§ **Data rows**

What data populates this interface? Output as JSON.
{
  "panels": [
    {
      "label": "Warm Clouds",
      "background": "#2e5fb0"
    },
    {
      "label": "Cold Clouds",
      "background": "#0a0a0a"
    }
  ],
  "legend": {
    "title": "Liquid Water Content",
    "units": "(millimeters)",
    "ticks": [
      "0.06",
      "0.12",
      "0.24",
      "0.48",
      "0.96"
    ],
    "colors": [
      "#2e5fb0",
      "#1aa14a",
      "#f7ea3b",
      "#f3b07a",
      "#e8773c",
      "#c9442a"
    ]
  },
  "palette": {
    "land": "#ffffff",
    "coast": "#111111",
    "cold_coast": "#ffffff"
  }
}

...

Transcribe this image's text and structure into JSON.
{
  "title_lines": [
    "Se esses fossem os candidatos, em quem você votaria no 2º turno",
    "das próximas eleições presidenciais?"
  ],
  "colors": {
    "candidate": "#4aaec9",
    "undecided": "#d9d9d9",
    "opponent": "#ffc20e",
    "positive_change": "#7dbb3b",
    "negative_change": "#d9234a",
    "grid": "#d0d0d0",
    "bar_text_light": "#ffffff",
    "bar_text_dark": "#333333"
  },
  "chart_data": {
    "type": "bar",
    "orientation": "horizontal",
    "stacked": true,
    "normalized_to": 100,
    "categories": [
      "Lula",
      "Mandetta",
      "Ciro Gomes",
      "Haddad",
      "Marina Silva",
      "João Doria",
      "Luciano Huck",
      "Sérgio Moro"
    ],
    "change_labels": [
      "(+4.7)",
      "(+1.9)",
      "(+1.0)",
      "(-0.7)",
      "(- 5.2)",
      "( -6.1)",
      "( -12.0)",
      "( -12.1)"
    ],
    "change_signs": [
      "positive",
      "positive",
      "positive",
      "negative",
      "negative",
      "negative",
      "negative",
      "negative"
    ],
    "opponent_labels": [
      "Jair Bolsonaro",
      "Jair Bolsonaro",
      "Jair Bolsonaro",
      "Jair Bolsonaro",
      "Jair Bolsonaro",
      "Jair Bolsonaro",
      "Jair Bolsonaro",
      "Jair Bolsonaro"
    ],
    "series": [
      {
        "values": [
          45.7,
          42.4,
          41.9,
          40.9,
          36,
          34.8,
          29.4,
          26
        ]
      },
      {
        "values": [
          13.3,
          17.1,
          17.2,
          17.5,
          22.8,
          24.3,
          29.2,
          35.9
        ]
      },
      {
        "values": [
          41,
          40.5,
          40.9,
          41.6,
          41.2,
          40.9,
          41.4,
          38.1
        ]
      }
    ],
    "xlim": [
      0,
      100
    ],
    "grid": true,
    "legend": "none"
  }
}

§ **Given request**
Copy each line of the records that contains the word "JSON".

§ **Response**
What data populates this interface? Output as JSON.
Transcribe this image's text and structure into JSON.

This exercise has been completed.